#### Exercise input

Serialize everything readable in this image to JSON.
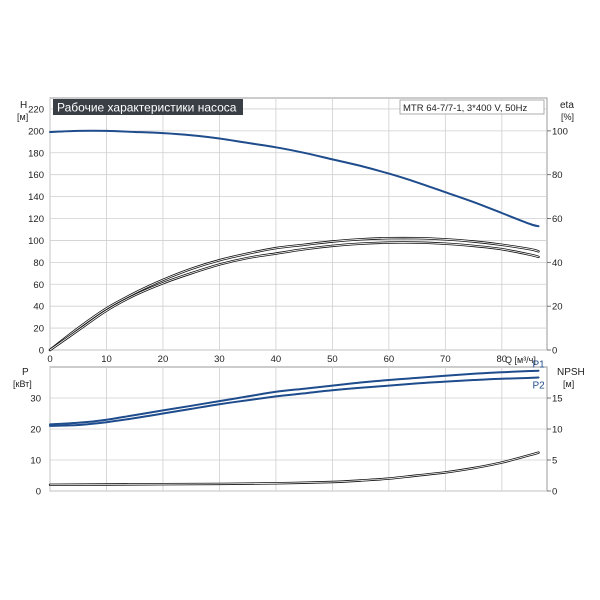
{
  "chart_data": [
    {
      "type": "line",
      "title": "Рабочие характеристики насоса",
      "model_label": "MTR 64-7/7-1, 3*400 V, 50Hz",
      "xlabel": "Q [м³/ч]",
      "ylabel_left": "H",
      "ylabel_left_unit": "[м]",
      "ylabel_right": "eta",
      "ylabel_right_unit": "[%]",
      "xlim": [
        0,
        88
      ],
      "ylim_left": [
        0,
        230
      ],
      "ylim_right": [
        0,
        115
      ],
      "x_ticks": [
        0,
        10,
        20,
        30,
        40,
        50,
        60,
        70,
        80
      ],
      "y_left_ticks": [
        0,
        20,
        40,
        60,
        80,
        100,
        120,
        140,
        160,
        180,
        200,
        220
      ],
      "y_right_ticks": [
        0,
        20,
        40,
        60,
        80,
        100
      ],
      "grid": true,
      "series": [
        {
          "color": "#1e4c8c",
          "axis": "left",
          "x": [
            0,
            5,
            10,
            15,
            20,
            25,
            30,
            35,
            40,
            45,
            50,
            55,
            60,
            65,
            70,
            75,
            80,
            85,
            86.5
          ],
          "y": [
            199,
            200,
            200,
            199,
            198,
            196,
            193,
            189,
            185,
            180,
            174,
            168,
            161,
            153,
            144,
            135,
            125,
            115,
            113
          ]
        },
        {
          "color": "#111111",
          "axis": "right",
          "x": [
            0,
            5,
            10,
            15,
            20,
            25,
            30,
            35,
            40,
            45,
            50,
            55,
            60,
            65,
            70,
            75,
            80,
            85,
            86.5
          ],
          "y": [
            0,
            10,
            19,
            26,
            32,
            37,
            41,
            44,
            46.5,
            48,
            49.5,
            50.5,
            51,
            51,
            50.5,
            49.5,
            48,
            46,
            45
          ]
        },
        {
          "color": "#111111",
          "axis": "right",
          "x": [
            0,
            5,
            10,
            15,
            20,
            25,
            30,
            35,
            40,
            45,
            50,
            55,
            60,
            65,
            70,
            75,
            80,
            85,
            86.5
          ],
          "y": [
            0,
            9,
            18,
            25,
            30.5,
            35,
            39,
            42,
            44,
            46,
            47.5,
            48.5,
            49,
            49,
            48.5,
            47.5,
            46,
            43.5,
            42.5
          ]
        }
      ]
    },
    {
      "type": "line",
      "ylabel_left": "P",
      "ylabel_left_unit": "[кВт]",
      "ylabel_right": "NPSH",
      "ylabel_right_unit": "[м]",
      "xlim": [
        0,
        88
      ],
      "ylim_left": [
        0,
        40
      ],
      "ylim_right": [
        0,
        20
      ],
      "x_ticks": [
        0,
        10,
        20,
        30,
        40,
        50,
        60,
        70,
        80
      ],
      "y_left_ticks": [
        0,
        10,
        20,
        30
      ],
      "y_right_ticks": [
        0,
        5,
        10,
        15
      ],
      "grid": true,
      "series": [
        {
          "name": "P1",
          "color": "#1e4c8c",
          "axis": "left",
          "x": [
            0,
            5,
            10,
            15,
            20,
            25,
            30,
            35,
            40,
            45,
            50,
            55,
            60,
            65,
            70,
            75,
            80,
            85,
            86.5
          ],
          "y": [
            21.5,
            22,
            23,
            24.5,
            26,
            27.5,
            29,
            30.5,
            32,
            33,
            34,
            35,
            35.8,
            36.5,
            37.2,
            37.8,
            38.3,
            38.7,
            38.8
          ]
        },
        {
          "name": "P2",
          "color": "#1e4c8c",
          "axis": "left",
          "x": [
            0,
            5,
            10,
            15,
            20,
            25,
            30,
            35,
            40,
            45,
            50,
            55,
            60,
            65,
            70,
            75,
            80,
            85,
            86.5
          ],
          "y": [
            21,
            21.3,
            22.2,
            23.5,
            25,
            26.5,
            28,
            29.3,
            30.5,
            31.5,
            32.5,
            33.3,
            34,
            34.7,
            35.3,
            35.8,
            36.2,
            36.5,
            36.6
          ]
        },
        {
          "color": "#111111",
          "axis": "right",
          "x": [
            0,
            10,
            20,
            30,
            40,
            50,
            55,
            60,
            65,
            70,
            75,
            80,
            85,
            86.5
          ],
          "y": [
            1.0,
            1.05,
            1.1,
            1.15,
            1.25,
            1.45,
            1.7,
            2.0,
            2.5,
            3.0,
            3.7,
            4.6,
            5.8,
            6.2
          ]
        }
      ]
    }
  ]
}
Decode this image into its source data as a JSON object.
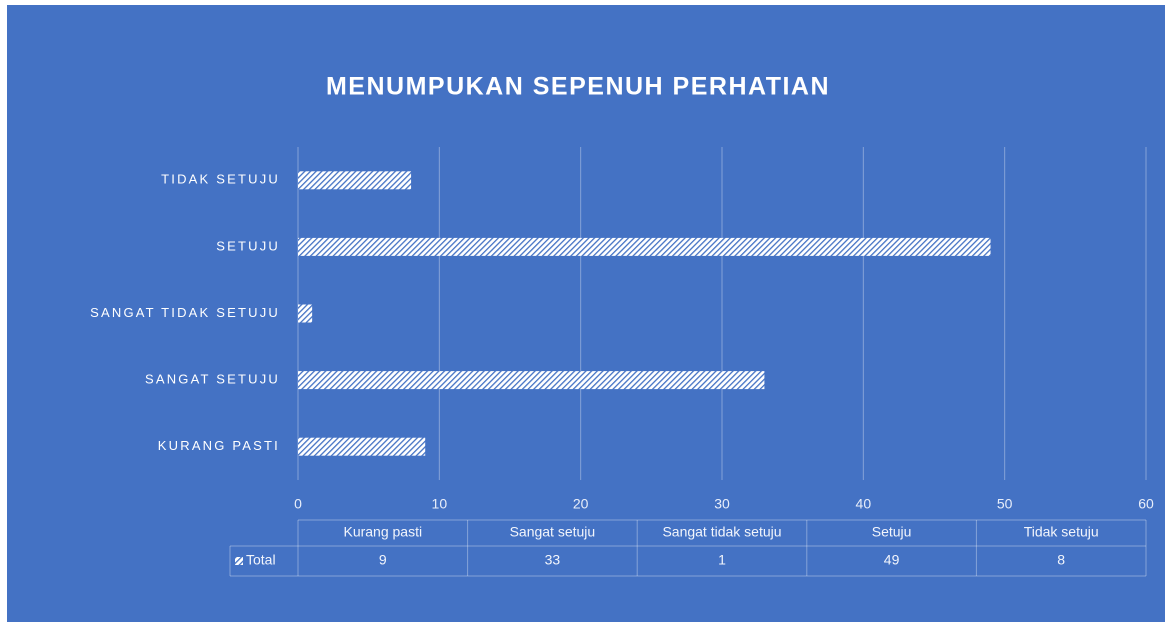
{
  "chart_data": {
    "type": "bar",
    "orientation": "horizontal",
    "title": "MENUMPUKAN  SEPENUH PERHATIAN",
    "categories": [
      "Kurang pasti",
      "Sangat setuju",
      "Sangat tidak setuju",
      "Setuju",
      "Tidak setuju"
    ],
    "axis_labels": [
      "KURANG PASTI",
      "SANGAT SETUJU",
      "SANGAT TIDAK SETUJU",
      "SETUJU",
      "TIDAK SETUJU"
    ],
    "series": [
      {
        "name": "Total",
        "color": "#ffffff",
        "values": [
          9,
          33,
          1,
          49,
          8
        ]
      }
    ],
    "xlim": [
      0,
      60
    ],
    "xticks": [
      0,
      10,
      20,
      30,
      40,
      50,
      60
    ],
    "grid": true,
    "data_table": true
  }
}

#### Exercise brief
What you return should match the records above word for word, minus the pictures.

#### Written reply
Serialize everything readable in this image to JSON.
{
  "chart_data": [
    {
      "type": "line",
      "title": "Рабочие характеристики насоса",
      "model_label": "MTR 64-7/7-1, 3*400 V, 50Hz",
      "xlabel": "Q [м³/ч]",
      "ylabel_left": "H",
      "ylabel_left_unit": "[м]",
      "ylabel_right": "eta",
      "ylabel_right_unit": "[%]",
      "xlim": [
        0,
        88
      ],
      "ylim_left": [
        0,
        230
      ],
      "ylim_right": [
        0,
        115
      ],
      "x_ticks": [
        0,
        10,
        20,
        30,
        40,
        50,
        60,
        70,
        80
      ],
      "y_left_ticks": [
        0,
        20,
        40,
        60,
        80,
        100,
        120,
        140,
        160,
        180,
        200,
        220
      ],
      "y_right_ticks": [
        0,
        20,
        40,
        60,
        80,
        100
      ],
      "grid": true,
      "series": [
        {
          "color": "#1e4c8c",
          "axis": "left",
          "x": [
            0,
            5,
            10,
            15,
            20,
            25,
            30,
            35,
            40,
            45,
            50,
            55,
            60,
            65,
            70,
            75,
            80,
            85,
            86.5
          ],
          "y": [
            199,
            200,
            200,
            199,
            198,
            196,
            193,
            189,
            185,
            180,
            174,
            168,
            161,
            153,
            144,
            135,
            125,
            115,
            113
          ]
        },
        {
          "color": "#111111",
          "axis": "right",
          "x": [
            0,
            5,
            10,
            15,
            20,
            25,
            30,
            35,
            40,
            45,
            50,
            55,
            60,
            65,
            70,
            75,
            80,
            85,
            86.5
          ],
          "y": [
            0,
            10,
            19,
            26,
            32,
            37,
            41,
            44,
            46.5,
            48,
            49.5,
            50.5,
            51,
            51,
            50.5,
            49.5,
            48,
            46,
            45
          ]
        },
        {
          "color": "#111111",
          "axis": "right",
          "x": [
            0,
            5,
            10,
            15,
            20,
            25,
            30,
            35,
            40,
            45,
            50,
            55,
            60,
            65,
            70,
            75,
            80,
            85,
            86.5
          ],
          "y": [
            0,
            9,
            18,
            25,
            30.5,
            35,
            39,
            42,
            44,
            46,
            47.5,
            48.5,
            49,
            49,
            48.5,
            47.5,
            46,
            43.5,
            42.5
          ]
        }
      ]
    },
    {
      "type": "line",
      "ylabel_left": "P",
      "ylabel_left_unit": "[кВт]",
      "ylabel_right": "NPSH",
      "ylabel_right_unit": "[м]",
      "xlim": [
        0,
        88
      ],
      "ylim_left": [
        0,
        40
      ],
      "ylim_right": [
        0,
        20
      ],
      "x_ticks": [
        0,
        10,
        20,
        30,
        40,
        50,
        60,
        70,
        80
      ],
      "y_left_ticks": [
        0,
        10,
        20,
        30
      ],
      "y_right_ticks": [
        0,
        5,
        10,
        15
      ],
      "grid": true,
      "series": [
        {
          "name": "P1",
          "color": "#1e4c8c",
          "axis": "left",
          "x": [
            0,
            5,
            10,
            15,
            20,
            25,
            30,
            35,
            40,
            45,
            50,
            55,
            60,
            65,
            70,
            75,
            80,
            85,
            86.5
          ],
          "y": [
            21.5,
            22,
            23,
            24.5,
            26,
            27.5,
            29,
            30.5,
            32,
            33,
            34,
            35,
            35.8,
            36.5,
            37.2,
            37.8,
            38.3,
            38.7,
            38.8
          ]
        },
        {
          "name": "P2",
          "color": "#1e4c8c",
          "axis": "left",
          "x": [
            0,
            5,
            10,
            15,
            20,
            25,
            30,
            35,
            40,
            45,
            50,
            55,
            60,
            65,
            70,
            75,
            80,
            85,
            86.5
          ],
          "y": [
            21,
            21.3,
            22.2,
            23.5,
            25,
            26.5,
            28,
            29.3,
            30.5,
            31.5,
            32.5,
            33.3,
            34,
            34.7,
            35.3,
            35.8,
            36.2,
            36.5,
            36.6
          ]
        },
        {
          "color": "#111111",
          "axis": "right",
          "x": [
            0,
            10,
            20,
            30,
            40,
            50,
            55,
            60,
            65,
            70,
            75,
            80,
            85,
            86.5
          ],
          "y": [
            1.0,
            1.05,
            1.1,
            1.15,
            1.25,
            1.45,
            1.7,
            2.0,
            2.5,
            3.0,
            3.7,
            4.6,
            5.8,
            6.2
          ]
        }
      ]
    }
  ]
}
Decode this image into its source data as a JSON object.
{
  "chart_data": {
    "type": "bar",
    "orientation": "horizontal",
    "title": "MENUMPUKAN  SEPENUH PERHATIAN",
    "categories": [
      "Kurang pasti",
      "Sangat setuju",
      "Sangat tidak setuju",
      "Setuju",
      "Tidak setuju"
    ],
    "axis_labels": [
      "KURANG PASTI",
      "SANGAT SETUJU",
      "SANGAT TIDAK SETUJU",
      "SETUJU",
      "TIDAK SETUJU"
    ],
    "series": [
      {
        "name": "Total",
        "color": "#ffffff",
        "values": [
          9,
          33,
          1,
          49,
          8
        ]
      }
    ],
    "xlim": [
      0,
      60
    ],
    "xticks": [
      0,
      10,
      20,
      30,
      40,
      50,
      60
    ],
    "grid": true,
    "data_table": true
  }
}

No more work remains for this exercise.